──────── Records supplied
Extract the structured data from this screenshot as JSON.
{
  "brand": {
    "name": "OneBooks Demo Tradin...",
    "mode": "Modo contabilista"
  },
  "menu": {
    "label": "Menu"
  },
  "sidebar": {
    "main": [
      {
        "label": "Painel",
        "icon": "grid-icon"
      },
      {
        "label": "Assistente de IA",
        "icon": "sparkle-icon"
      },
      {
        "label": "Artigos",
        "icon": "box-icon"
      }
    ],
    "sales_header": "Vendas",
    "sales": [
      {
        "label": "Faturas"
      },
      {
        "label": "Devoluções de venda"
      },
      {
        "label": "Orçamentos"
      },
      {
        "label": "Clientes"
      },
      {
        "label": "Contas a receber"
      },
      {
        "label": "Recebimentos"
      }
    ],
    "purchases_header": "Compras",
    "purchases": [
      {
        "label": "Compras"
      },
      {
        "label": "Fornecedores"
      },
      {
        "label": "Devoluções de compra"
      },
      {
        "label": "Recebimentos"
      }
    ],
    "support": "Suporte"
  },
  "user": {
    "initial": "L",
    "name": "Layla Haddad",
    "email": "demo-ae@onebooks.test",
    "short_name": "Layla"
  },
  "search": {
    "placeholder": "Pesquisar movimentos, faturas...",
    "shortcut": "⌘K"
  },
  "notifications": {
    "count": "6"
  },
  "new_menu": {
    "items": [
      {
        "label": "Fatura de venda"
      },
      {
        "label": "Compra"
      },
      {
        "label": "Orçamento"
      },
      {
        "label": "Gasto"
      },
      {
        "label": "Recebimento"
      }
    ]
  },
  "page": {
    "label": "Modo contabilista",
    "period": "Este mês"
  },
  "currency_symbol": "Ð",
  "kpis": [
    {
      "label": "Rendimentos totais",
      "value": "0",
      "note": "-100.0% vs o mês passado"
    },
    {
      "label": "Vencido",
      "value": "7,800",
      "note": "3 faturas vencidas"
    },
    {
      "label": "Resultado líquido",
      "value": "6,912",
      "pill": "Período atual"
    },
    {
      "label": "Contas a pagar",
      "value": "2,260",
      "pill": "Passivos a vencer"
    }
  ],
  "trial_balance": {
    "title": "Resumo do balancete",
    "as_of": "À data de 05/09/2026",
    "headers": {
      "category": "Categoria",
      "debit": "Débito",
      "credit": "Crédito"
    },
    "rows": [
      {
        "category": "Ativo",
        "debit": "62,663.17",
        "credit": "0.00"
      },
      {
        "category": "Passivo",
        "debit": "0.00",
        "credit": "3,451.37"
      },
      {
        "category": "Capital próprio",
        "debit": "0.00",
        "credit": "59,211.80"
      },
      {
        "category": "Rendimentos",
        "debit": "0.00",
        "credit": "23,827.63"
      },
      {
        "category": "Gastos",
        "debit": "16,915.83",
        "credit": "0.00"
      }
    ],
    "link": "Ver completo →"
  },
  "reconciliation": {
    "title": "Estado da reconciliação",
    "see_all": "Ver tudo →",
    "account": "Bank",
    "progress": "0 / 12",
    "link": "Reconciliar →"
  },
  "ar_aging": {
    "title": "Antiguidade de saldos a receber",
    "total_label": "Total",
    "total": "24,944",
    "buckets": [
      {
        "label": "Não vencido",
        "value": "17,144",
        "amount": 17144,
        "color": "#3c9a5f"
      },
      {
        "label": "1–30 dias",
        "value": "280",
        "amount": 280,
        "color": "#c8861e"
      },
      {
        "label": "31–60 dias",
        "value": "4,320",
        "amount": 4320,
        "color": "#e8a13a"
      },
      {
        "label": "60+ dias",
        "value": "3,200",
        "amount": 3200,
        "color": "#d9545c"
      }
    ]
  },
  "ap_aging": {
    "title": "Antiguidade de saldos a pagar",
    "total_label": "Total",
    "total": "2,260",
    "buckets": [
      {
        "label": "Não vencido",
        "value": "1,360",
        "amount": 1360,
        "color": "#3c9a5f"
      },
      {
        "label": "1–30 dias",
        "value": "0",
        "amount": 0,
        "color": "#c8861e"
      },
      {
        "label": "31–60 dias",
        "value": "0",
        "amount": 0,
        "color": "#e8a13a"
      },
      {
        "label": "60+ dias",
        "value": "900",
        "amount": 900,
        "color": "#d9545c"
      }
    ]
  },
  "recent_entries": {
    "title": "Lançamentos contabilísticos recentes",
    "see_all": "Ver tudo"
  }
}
────────────────
— Directions for this task —
Pull every line containing the word "title" out of the material.

— Answer in full —
    "title": "Resumo do balancete",
    "title": "Estado da reconciliação",
    "title": "Antiguidade de saldos a receber",
    "title": "Antiguidade de saldos a pagar",
    "title": "Lançamentos contabilísticos recentes",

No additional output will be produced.